▸ DATA FOR THIS EXERCISE

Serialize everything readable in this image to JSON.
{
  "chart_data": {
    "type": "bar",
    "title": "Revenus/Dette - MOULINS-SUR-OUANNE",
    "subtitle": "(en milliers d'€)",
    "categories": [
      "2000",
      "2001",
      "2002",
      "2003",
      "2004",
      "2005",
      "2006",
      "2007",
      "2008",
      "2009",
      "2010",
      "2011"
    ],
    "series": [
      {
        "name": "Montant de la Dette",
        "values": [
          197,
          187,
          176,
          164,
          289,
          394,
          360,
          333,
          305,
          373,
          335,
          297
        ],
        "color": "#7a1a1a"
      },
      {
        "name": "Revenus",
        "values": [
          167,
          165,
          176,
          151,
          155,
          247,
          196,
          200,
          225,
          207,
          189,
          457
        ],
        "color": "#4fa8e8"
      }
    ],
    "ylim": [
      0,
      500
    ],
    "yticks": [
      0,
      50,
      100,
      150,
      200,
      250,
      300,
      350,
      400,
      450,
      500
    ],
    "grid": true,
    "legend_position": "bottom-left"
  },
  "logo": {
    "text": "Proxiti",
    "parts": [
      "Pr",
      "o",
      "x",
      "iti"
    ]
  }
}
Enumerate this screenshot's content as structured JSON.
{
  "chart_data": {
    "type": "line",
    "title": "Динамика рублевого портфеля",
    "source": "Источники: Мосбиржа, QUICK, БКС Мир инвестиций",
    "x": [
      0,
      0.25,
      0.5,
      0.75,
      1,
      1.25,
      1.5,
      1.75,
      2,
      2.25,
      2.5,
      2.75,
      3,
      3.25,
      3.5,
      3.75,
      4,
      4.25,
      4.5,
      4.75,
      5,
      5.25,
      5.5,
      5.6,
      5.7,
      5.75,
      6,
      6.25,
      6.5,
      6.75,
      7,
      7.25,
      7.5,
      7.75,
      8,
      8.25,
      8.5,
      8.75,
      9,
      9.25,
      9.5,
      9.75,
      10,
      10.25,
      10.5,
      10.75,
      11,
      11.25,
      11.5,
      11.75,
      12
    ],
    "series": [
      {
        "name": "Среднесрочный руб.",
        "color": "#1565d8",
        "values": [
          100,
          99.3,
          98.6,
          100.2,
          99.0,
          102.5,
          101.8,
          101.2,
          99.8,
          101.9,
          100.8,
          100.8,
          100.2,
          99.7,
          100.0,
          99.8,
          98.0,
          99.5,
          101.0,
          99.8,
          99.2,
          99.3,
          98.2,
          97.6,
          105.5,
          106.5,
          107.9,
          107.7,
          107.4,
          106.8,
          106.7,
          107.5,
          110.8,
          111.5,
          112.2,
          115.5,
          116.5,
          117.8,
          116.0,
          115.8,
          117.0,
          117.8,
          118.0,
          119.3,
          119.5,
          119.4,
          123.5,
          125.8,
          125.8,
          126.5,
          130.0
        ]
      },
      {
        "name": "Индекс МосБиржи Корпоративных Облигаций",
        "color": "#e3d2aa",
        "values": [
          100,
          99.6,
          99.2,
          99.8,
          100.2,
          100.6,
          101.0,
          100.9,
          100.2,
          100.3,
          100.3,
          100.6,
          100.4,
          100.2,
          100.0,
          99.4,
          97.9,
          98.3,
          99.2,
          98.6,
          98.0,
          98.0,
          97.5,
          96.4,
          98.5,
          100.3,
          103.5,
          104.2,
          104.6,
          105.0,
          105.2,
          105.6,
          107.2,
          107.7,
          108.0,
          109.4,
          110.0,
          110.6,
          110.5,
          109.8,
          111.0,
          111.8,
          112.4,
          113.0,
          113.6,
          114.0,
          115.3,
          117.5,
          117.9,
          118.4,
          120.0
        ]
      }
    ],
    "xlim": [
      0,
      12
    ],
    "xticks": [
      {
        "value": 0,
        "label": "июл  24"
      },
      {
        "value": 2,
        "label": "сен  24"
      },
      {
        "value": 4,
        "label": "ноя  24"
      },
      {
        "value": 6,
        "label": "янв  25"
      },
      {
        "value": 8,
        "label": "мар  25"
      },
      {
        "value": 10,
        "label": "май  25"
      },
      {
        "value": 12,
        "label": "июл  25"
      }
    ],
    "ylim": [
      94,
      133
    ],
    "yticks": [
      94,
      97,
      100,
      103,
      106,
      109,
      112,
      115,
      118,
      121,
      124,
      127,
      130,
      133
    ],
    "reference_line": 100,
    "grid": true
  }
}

▸ GOAL
Copy each line of the entries that includes the word "name".

▸ RESPONSE TO THIS EXERCISE
        "name": "Montant de la Dette",
        "name": "Revenus",
        "name": "Среднесрочный руб.",
        "name": "Индекс МосБиржи Корпоративных Облигаций",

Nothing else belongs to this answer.